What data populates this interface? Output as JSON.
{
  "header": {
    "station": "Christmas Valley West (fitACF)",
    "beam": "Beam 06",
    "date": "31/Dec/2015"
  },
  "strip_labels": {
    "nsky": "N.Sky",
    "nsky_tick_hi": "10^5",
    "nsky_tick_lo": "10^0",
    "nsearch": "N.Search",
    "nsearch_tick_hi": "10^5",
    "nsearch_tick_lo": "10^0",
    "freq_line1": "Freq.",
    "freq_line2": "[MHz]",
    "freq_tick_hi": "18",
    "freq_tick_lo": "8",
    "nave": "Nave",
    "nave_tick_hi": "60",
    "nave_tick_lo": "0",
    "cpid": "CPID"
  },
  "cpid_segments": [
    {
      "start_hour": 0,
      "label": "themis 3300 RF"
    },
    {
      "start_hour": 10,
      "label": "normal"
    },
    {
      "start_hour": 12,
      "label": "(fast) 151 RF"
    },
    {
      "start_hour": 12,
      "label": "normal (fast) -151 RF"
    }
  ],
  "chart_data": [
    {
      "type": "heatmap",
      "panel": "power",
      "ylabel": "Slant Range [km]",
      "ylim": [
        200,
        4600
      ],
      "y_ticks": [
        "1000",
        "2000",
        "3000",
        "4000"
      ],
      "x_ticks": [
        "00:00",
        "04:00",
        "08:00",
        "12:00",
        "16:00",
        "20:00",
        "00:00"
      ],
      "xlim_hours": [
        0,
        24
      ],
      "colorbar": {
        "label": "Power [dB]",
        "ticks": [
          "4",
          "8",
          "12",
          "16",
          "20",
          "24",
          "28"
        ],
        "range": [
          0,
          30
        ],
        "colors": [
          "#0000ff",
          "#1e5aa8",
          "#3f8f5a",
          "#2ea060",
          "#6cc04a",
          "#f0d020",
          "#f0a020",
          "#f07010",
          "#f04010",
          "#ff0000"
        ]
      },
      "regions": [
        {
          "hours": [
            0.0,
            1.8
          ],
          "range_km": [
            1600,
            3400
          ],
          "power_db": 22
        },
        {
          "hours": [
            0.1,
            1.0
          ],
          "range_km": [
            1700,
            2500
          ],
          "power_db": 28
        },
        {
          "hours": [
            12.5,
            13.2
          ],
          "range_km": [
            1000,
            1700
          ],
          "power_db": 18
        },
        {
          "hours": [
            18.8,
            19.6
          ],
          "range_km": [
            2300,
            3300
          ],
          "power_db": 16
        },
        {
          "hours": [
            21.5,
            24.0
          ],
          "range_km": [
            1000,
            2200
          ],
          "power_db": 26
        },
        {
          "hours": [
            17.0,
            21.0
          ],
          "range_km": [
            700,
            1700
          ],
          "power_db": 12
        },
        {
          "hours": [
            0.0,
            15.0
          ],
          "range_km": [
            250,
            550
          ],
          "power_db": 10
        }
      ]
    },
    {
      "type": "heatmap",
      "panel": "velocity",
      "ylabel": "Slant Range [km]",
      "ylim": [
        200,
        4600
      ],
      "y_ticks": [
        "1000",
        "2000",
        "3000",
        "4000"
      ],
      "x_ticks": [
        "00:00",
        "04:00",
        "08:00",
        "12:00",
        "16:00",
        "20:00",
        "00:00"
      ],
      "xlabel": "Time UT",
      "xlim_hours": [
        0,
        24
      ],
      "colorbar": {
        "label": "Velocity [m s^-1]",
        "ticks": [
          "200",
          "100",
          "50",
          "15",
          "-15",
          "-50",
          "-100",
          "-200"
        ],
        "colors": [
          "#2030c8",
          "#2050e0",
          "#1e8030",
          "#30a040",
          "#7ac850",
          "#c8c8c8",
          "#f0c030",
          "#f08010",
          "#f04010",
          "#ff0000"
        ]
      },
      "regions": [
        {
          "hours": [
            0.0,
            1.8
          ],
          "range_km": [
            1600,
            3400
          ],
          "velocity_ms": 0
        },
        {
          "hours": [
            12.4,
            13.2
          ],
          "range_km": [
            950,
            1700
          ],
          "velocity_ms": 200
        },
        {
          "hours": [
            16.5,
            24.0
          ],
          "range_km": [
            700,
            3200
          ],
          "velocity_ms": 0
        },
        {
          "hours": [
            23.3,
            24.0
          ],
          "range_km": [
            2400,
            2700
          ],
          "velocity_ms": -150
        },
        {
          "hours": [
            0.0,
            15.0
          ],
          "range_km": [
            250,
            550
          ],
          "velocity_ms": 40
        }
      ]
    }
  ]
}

**SET TASK**
How many lines in the listing above contain the string "normal"? Answer with the number only.

**FINISHED TASK**
2